Short exercise
Quote all of the data exactly as given. Skip every picture it contains.

Data shown
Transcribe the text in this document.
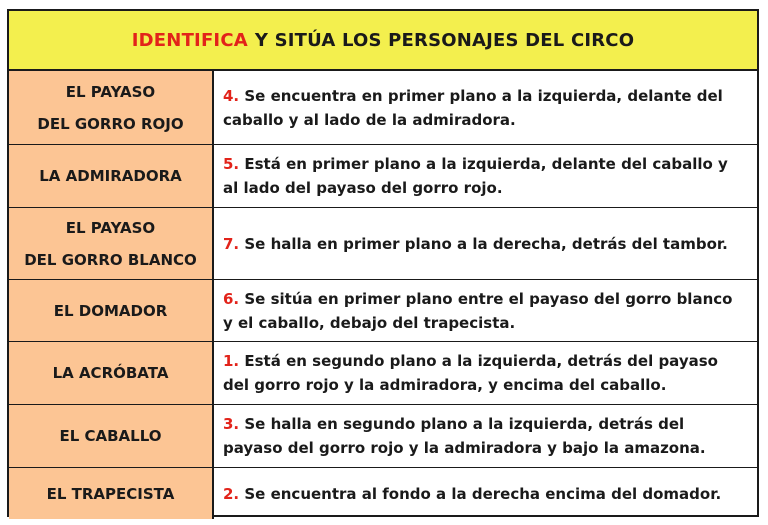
IDENTIFICA Y SITÚA LOS PERSONAJES DEL CIRCO
EL PAYASO
DEL GORRO ROJO

4. Se encuentra en primer plano a la izquierda, delante del caballo y al lado de la admiradora.

LA ADMIRADORA

5. Está en primer plano a la izquierda, delante del caballo y al lado del payaso del gorro rojo.

EL PAYASO
DEL GORRO BLANCO

7. Se halla en primer plano a la derecha, detrás del tambor.

EL DOMADOR

6. Se sitúa en primer plano entre el payaso del gorro blanco y el caballo, debajo del trapecista.

LA ACRÓBATA

1. Está en segundo plano a la izquierda, detrás del payaso del gorro rojo y la admiradora, y encima del caballo.

EL CABALLO

3. Se halla en segundo plano a la izquierda, detrás del payaso del gorro rojo y la admiradora y bajo la amazona.

EL TRAPECISTA	2. Se encuentra al fondo a la derecha encima del domador.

Solution for this problem
Transcribe the text in this document.
IDENTIFICA Y SITÚA LOS PERSONAJES DEL CIRCO
EL PAYASO
DEL GORRO ROJO

4. Se encuentra en primer plano a la izquierda, delante del caballo y al lado de la admiradora.

LA ADMIRADORA

5. Está en primer plano a la izquierda, delante del caballo y al lado del payaso del gorro rojo.

EL PAYASO
DEL GORRO BLANCO

7. Se halla en primer plano a la derecha, detrás del tambor.

EL DOMADOR

6. Se sitúa en primer plano entre el payaso del gorro blanco y el caballo, debajo del trapecista.

LA ACRÓBATA

1. Está en segundo plano a la izquierda, detrás del payaso del gorro rojo y la admiradora, y encima del caballo.

EL CABALLO

3. Se halla en segundo plano a la izquierda, detrás del payaso del gorro rojo y la admiradora y bajo la amazona.

EL TRAPECISTA	2. Se encuentra al fondo a la derecha encima del domador.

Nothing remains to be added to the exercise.